Provide an exact transcription of all the records.

RECORDS:
========================================================================

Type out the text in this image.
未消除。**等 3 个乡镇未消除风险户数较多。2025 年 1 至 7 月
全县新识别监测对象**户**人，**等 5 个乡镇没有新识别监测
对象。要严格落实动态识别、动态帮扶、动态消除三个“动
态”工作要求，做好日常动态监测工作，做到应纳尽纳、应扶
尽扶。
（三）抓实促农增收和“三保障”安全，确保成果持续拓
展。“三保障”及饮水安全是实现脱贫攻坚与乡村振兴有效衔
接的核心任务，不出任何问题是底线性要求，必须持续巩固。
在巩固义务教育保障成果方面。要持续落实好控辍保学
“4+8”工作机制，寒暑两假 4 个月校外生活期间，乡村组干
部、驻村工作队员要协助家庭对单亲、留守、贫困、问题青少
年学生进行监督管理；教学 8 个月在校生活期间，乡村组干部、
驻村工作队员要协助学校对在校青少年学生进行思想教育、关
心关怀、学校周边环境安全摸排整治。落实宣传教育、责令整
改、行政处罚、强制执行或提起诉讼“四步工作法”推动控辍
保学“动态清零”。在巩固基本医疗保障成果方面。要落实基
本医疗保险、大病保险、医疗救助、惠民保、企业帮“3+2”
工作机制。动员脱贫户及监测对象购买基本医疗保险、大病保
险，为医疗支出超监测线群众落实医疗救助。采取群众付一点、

========================================================================

THE OUTPUT:
Type out the text in this image.
未消除。**等 3 个乡镇未消除风险户数较多。2025 年 1 至 7 月
全县新识别监测对象**户**人，**等 5 个乡镇没有新识别监测
对象。要严格落实动态识别、动态帮扶、动态消除三个“动
态”工作要求，做好日常动态监测工作，做到应纳尽纳、应扶
尽扶。
（三）抓实促农增收和“三保障”安全，确保成果持续拓
展。“三保障”及饮水安全是实现脱贫攻坚与乡村振兴有效衔
接的核心任务，不出任何问题是底线性要求，必须持续巩固。
在巩固义务教育保障成果方面。要持续落实好控辍保学
“4+8”工作机制，寒暑两假 4 个月校外生活期间，乡村组干
部、驻村工作队员要协助家庭对单亲、留守、贫困、问题青少
年学生进行监督管理；教学 8 个月在校生活期间，乡村组干部、
驻村工作队员要协助学校对在校青少年学生进行思想教育、关
心关怀、学校周边环境安全摸排整治。落实宣传教育、责令整
改、行政处罚、强制执行或提起诉讼“四步工作法”推动控辍
保学“动态清零”。在巩固基本医疗保障成果方面。要落实基
本医疗保险、大病保险、医疗救助、惠民保、企业帮“3+2”
工作机制。动员脱贫户及监测对象购买基本医疗保险、大病保
险，为医疗支出超监测线群众落实医疗救助。采取群众付一点、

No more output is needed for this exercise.